What to work on
Show every line below where "impulse" can be found.

Material for the task
---
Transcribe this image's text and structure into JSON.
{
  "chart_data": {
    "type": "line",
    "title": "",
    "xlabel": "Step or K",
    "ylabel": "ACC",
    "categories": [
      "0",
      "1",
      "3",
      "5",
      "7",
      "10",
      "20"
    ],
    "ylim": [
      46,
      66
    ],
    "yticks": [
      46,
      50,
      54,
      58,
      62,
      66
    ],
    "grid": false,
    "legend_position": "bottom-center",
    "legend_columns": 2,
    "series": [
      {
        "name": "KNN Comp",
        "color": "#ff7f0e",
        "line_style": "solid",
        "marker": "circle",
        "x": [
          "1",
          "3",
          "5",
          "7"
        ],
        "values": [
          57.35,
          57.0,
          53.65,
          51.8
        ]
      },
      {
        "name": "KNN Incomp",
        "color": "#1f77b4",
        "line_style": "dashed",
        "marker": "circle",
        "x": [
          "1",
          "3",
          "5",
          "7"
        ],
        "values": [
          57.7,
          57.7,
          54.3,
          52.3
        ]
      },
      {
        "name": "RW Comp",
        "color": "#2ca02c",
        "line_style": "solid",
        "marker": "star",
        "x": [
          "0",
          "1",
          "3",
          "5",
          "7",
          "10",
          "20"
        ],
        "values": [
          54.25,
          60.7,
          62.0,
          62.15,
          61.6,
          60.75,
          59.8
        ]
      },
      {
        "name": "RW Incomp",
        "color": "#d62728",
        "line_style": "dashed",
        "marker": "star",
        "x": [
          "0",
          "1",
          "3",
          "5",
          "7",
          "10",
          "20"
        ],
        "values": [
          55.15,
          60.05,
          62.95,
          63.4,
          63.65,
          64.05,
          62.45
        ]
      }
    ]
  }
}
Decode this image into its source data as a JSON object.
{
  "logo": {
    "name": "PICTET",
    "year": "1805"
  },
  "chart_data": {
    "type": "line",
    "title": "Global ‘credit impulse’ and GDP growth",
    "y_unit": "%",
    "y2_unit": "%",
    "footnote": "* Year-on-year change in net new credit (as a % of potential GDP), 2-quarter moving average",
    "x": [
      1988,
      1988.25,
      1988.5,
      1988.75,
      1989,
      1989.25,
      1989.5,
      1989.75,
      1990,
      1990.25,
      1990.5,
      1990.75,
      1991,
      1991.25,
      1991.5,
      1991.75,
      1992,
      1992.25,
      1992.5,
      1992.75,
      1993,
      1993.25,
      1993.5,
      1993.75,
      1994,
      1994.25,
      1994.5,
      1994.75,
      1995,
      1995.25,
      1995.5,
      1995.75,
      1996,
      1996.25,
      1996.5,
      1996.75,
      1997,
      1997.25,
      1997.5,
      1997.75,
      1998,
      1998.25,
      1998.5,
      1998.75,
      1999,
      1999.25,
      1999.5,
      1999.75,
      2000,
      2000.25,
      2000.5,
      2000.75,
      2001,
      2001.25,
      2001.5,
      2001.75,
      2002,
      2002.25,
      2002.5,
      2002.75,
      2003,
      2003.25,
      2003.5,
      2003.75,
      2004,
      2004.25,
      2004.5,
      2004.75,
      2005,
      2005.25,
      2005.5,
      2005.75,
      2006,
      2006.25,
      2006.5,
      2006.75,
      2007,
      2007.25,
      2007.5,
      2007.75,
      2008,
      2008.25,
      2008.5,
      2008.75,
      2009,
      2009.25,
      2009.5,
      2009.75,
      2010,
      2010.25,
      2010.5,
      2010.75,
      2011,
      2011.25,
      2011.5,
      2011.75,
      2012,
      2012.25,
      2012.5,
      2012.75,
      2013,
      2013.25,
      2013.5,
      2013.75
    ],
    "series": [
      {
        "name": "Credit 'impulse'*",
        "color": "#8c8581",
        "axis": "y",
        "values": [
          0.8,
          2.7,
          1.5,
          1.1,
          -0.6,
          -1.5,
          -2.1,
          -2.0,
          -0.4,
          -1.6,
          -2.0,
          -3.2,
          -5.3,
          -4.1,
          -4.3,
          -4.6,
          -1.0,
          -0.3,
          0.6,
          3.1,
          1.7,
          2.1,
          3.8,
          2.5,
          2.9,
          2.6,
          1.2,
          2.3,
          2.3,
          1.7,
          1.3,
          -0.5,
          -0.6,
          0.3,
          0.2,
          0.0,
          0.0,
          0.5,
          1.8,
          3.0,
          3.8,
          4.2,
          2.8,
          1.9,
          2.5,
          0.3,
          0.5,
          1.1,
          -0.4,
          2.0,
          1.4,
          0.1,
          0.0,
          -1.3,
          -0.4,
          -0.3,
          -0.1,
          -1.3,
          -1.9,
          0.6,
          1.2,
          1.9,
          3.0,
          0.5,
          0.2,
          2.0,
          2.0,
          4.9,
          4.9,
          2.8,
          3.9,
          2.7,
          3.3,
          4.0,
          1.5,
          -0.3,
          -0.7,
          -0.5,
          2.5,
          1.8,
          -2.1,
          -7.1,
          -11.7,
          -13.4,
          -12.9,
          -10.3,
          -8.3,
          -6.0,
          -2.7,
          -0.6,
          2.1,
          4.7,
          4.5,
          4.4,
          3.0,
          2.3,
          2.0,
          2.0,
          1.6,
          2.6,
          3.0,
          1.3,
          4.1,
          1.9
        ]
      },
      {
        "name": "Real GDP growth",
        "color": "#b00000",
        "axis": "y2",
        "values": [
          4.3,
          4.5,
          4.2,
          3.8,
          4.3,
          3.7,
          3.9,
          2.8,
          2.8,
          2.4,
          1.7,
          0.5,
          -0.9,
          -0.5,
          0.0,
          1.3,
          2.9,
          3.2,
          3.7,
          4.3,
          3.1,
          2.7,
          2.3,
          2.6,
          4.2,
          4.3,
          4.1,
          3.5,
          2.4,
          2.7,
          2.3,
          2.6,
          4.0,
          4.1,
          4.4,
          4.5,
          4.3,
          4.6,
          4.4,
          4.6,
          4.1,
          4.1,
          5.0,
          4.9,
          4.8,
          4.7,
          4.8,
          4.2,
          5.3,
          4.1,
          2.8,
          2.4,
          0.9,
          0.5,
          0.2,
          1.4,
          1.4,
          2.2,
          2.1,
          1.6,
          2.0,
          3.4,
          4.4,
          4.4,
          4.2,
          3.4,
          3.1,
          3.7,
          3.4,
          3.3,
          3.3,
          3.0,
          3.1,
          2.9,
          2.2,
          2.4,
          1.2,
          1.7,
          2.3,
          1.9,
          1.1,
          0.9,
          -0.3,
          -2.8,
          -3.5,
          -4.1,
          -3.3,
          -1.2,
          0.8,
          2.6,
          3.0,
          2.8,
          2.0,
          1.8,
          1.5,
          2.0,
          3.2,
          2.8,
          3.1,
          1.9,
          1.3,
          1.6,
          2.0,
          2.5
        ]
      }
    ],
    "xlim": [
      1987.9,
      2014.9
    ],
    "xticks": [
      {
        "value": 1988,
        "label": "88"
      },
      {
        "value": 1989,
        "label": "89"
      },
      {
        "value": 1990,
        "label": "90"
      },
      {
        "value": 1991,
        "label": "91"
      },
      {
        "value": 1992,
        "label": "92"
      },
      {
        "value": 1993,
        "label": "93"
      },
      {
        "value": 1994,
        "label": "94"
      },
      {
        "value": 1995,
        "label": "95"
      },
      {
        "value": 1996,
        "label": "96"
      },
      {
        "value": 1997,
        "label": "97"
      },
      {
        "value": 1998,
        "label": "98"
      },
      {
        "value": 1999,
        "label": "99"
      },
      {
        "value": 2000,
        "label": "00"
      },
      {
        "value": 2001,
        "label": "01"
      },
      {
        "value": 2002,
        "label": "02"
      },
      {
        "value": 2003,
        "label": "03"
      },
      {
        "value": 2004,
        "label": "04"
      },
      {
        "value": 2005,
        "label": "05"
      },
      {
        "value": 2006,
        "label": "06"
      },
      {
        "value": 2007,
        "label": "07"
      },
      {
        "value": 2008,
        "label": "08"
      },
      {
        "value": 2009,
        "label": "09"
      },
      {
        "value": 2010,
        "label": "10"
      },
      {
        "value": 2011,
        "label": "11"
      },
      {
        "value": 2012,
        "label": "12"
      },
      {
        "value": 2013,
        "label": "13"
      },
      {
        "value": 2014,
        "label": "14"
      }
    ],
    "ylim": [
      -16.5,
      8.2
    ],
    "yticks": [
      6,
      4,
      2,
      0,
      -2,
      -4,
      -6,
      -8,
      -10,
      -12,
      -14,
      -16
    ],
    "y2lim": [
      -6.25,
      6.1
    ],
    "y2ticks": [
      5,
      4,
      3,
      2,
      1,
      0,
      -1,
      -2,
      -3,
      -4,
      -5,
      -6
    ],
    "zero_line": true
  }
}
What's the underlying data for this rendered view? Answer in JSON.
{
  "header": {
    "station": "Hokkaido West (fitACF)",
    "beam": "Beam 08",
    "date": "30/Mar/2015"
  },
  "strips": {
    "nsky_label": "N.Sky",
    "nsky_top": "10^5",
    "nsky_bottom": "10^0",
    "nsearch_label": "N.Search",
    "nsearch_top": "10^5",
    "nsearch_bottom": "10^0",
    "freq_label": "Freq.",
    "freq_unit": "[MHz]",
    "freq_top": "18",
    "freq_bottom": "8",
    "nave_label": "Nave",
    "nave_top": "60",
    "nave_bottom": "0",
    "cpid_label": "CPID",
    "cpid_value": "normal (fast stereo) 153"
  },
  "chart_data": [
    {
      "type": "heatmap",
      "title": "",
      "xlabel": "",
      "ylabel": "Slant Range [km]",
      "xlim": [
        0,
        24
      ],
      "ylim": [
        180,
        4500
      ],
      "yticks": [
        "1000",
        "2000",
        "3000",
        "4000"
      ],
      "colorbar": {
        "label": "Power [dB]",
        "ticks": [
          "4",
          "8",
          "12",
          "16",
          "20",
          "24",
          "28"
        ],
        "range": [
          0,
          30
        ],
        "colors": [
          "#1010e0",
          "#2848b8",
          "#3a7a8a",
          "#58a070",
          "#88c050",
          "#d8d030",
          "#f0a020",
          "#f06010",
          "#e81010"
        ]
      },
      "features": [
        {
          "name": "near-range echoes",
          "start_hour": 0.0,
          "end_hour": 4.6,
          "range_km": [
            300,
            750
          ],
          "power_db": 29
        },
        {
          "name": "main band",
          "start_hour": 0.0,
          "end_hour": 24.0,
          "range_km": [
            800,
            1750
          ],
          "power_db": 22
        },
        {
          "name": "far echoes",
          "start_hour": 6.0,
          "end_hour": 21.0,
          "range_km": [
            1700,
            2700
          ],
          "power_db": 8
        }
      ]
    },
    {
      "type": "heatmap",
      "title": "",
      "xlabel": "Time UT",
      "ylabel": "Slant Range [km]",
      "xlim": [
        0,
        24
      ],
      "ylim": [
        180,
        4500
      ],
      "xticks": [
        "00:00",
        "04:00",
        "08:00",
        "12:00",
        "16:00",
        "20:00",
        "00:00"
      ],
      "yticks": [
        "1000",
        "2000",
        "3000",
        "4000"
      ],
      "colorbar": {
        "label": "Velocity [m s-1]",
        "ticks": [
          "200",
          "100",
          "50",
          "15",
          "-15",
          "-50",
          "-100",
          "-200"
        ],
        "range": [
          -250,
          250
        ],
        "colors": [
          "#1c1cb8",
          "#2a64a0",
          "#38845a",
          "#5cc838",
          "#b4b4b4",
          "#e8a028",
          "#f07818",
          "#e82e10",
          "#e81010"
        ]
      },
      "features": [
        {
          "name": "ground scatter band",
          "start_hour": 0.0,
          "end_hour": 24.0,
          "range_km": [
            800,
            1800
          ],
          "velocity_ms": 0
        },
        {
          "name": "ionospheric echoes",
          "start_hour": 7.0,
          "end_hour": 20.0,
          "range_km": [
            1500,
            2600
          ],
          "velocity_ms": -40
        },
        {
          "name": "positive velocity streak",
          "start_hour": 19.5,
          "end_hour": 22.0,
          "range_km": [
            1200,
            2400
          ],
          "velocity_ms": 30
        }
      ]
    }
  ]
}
---
Solution below
    "title": "Global ‘credit impulse’ and GDP growth",
        "name": "Credit 'impulse'*",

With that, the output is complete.